# Sub-contractors wanted - southeast michigan



## CSP#1 (Aug 19, 2009)

Sub-contractors wanted for southeast Michigan locations. Must have a newer truck with a containment plow (v-blade, wideout, etc.). Must have a v-box salter or liquid spray system OR be willing to purchase one.

Lots of hours - you will be salting too - not just plowing when needed!!!

Please call for more details. Mike 248-640-0937


----------



## Defcon 5 (Mar 20, 2014)

CSP#1;1828447 said:


> Sub-contractors wanted for southeast Michigan locations. Must have a newer truck with a containment plow (v-blade, wideout, etc.). Must have a v-box salter or liquid spray system OR be willing to purchase one.
> 
> Lots of hours - you will be salting too - not just plowing when needed!!!
> 
> Please call for more details. Mike 248-640-0937


How is the pay structure from the works completion...Weekly,Biweekly,Monthly???


----------



## tmichaeljr (Dec 12, 2013)

*Ready to work*

Here's what we have - and operators:
2009 Ford F-550 w/ 10' Boss Straight Blade & 4 Yard SnowEx SP-9500 V-Box Spreader 
2009 Ford F-350 w/a 7'6" Western Blade and Sno-Way 8' V-Box salt spreader
2009 BobCat Tool Cat 4 wheel drive/4 wheel steering, 2 ton capacity dump box, 6' snow pusher box, 8' Hiniker C-Blade
2011 Ford F-350 w/a 9'2" Boss Power V-Blade
2004 GMC Sierra 3500 w/a 9'2" Boss Power V-Blade & 300 gallon Turf-Pro boom sprayer, w/100' hand held hose applicator (for liquid application of anti-icing material)
2008 
(2) 2007 Honda ATV w/a 48" snow blade and 80# electric salter
(10) Earthway 100# walk behind salt spreaders
1 Salt Dog 80# walk behind salt spreader
(6) Toro 24" Snow Commander Snow blowers
(4) Toro 21" Snow Commander Snow blowers
(1) Ariens 24" 2 stage snow blower


----------

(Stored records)
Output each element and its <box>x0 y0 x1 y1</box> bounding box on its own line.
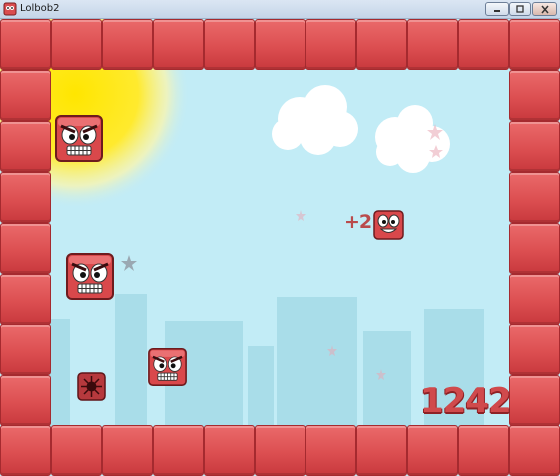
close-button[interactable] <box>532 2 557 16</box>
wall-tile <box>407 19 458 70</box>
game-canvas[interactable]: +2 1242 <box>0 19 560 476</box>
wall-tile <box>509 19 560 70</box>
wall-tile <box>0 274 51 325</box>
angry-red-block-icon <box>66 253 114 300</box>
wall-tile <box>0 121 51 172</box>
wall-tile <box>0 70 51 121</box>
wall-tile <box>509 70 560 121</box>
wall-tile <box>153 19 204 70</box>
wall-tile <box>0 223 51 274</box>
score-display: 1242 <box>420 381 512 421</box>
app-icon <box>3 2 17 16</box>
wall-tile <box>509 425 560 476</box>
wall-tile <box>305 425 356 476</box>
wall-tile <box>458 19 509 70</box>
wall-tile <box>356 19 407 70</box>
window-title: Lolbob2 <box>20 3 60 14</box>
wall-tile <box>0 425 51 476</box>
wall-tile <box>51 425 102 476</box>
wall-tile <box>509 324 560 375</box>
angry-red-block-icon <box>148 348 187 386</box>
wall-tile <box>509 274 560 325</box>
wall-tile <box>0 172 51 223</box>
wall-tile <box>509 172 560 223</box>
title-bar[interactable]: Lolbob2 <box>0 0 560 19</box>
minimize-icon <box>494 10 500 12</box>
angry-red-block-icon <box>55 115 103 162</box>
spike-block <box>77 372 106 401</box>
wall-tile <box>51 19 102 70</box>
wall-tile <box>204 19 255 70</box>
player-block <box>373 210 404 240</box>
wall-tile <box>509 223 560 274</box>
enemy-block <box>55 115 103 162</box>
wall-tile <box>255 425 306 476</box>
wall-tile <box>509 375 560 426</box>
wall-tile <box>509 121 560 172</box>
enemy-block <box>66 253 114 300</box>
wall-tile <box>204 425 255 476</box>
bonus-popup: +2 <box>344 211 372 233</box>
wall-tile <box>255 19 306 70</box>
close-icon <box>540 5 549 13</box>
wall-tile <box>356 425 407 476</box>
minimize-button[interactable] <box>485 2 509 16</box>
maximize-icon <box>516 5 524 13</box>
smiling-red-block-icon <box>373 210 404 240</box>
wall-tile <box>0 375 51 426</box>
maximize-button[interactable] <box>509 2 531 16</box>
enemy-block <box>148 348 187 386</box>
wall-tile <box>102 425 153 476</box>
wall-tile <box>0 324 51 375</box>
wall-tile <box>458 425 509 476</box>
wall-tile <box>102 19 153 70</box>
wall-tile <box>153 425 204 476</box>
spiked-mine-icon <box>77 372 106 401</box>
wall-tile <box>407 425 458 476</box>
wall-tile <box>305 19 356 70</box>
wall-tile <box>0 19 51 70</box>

---

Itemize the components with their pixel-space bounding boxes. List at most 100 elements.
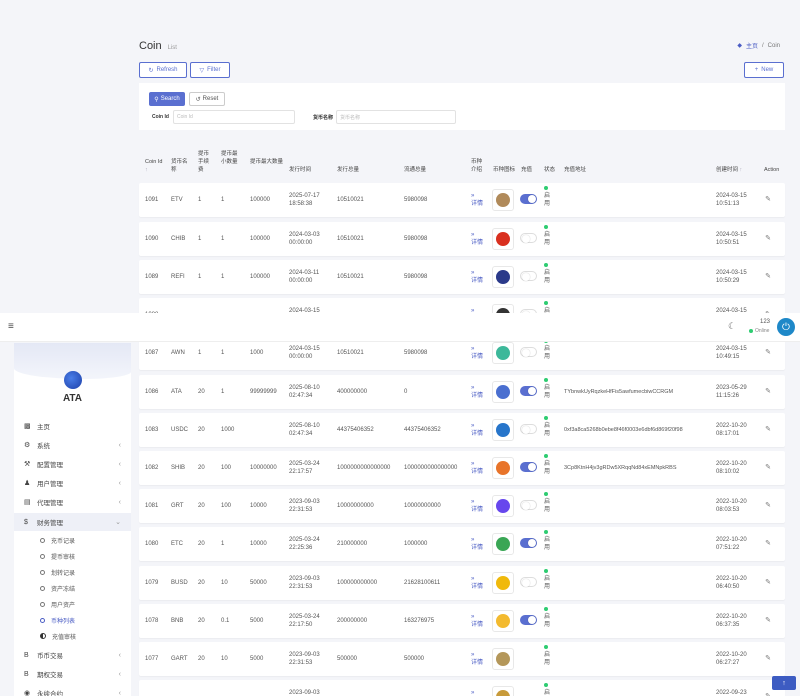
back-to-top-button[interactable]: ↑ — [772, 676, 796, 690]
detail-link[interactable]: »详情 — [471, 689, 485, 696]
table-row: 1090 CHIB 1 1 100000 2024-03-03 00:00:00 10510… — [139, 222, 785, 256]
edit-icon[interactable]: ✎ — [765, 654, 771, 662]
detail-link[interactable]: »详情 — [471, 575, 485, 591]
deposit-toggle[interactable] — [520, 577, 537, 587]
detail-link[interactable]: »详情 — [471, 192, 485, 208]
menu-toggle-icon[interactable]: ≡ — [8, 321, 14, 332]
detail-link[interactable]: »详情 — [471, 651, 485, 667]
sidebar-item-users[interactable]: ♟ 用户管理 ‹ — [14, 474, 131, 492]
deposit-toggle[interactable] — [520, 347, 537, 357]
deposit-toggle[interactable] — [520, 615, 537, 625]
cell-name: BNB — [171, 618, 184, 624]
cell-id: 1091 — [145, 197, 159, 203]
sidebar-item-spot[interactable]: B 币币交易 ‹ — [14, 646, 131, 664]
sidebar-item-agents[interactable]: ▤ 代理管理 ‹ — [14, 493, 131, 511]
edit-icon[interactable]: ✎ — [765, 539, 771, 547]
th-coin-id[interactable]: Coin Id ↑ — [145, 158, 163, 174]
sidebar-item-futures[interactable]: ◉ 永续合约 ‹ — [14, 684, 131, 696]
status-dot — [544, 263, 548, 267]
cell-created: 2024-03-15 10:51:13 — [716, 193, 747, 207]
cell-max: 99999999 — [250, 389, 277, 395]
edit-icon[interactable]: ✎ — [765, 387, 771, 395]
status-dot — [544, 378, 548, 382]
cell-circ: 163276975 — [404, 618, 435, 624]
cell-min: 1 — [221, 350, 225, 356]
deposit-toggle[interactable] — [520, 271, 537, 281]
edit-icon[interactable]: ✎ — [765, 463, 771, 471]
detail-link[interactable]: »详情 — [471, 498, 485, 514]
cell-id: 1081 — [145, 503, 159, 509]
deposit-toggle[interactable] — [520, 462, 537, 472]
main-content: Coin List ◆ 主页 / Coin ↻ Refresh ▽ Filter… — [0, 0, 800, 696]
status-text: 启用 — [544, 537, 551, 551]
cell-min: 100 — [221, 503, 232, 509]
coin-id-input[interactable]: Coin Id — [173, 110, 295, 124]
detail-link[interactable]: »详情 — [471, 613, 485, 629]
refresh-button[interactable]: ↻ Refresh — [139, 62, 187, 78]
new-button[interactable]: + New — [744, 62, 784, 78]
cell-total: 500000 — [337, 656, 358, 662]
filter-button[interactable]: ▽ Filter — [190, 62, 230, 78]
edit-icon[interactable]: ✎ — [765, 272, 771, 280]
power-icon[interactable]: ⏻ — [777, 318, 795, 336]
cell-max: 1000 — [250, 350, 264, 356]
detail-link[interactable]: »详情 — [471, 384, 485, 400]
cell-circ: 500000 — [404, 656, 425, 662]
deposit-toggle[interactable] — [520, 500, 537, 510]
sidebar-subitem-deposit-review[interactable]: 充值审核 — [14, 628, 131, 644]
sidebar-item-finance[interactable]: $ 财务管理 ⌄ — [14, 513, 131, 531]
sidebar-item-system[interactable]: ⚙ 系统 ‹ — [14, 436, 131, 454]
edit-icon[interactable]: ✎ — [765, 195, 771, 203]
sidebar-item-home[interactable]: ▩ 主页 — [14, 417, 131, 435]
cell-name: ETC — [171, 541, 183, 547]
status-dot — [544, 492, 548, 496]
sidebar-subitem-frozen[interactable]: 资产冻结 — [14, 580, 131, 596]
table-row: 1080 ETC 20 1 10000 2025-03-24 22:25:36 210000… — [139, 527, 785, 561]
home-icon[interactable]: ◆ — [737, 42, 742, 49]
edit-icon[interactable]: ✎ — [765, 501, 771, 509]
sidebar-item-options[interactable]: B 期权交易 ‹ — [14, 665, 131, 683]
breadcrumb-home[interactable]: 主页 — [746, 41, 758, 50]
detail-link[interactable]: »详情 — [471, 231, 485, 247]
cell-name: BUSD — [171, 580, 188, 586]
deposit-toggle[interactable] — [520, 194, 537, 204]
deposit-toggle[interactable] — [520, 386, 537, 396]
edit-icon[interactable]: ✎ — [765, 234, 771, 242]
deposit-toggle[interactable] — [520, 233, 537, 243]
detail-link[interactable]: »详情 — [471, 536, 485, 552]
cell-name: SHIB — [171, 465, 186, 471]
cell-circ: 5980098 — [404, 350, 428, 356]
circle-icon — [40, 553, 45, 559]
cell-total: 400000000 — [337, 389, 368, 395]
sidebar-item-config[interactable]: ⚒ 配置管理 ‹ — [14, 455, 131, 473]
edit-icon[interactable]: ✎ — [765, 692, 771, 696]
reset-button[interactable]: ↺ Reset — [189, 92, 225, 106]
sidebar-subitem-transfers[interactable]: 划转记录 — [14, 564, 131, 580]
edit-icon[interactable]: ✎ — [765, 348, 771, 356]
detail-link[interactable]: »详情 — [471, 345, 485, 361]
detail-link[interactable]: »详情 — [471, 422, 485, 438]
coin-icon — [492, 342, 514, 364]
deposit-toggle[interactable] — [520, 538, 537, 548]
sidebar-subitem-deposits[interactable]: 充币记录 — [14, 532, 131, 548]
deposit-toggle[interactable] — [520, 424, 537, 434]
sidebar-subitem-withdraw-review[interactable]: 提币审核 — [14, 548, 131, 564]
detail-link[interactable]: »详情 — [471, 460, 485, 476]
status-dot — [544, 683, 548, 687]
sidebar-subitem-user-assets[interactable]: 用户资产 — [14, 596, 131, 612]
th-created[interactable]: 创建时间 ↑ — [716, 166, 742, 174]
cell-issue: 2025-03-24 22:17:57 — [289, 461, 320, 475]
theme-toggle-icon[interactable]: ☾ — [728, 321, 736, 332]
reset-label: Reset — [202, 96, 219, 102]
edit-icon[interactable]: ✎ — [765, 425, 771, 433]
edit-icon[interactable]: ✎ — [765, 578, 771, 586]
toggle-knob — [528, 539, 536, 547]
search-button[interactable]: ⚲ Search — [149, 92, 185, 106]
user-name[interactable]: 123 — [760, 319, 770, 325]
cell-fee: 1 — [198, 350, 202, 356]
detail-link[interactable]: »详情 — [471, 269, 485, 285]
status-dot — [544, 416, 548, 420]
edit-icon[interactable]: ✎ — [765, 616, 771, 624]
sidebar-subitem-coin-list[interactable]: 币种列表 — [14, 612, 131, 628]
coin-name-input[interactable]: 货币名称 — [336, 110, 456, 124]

- Parts of the exercise -
1. Could you revise the stretch of the subcontractor thread from "## CSP#1 (Aug" through "(Mar 20, 2014)", putting "straight blade plow" wherever "containment plow" appears?
2. Can you reproduce the stretch of the first block of entries from the line containing "close-button[interactable] <box>532 2" through the line containing "maximize-icon <box>516 5 524 13</box>", both included?

- Written answers -
1.
## CSP#1 (Aug 19, 2009)

Sub-contractors wanted for southeast Michigan locations. Must have a newer truck with a straight blade plow (v-blade, wideout, etc.). Must have a v-box salter or liquid spray system OR be willing to purchase one.

Lots of hours - you will be salting too - not just plowing when needed!!!

Please call for more details. Mike 248-640-0937


----------



## Defcon 5 (Mar 20, 2014)

2.
close-button[interactable] <box>532 2 557 16</box>
wall-tile <box>407 19 458 70</box>
game-canvas[interactable]: +2 1242 <box>0 19 560 476</box>
wall-tile <box>509 19 560 70</box>
wall-tile <box>0 274 51 325</box>
angry-red-block-icon <box>66 253 114 300</box>
wall-tile <box>0 121 51 172</box>
wall-tile <box>0 70 51 121</box>
wall-tile <box>509 70 560 121</box>
wall-tile <box>153 19 204 70</box>
wall-tile <box>0 223 51 274</box>
score-display: 1242 <box>420 381 512 421</box>
app-icon <box>3 2 17 16</box>
wall-tile <box>509 425 560 476</box>
wall-tile <box>305 425 356 476</box>
wall-tile <box>458 19 509 70</box>
wall-tile <box>356 19 407 70</box>
window-title: Lolbob2 <box>20 3 60 14</box>
wall-tile <box>0 425 51 476</box>
wall-tile <box>51 425 102 476</box>
wall-tile <box>509 324 560 375</box>
angry-red-block-icon <box>148 348 187 386</box>
wall-tile <box>509 274 560 325</box>
wall-tile <box>0 172 51 223</box>
wall-tile <box>509 172 560 223</box>
title-bar[interactable]: Lolbob2 <box>0 0 560 19</box>
minimize-icon <box>494 10 500 12</box>
angry-red-block-icon <box>55 115 103 162</box>
spike-block <box>77 372 106 401</box>
wall-tile <box>51 19 102 70</box>
wall-tile <box>204 19 255 70</box>
player-block <box>373 210 404 240</box>
wall-tile <box>509 223 560 274</box>
enemy-block <box>55 115 103 162</box>
wall-tile <box>255 425 306 476</box>
wall-tile <box>509 375 560 426</box>
wall-tile <box>509 121 560 172</box>
enemy-block <box>66 253 114 300</box>
wall-tile <box>204 425 255 476</box>
bonus-popup: +2 <box>344 211 372 233</box>
wall-tile <box>255 19 306 70</box>
close-icon <box>540 5 549 13</box>
wall-tile <box>356 425 407 476</box>
minimize-button[interactable] <box>485 2 509 16</box>
maximize-icon <box>516 5 524 13</box>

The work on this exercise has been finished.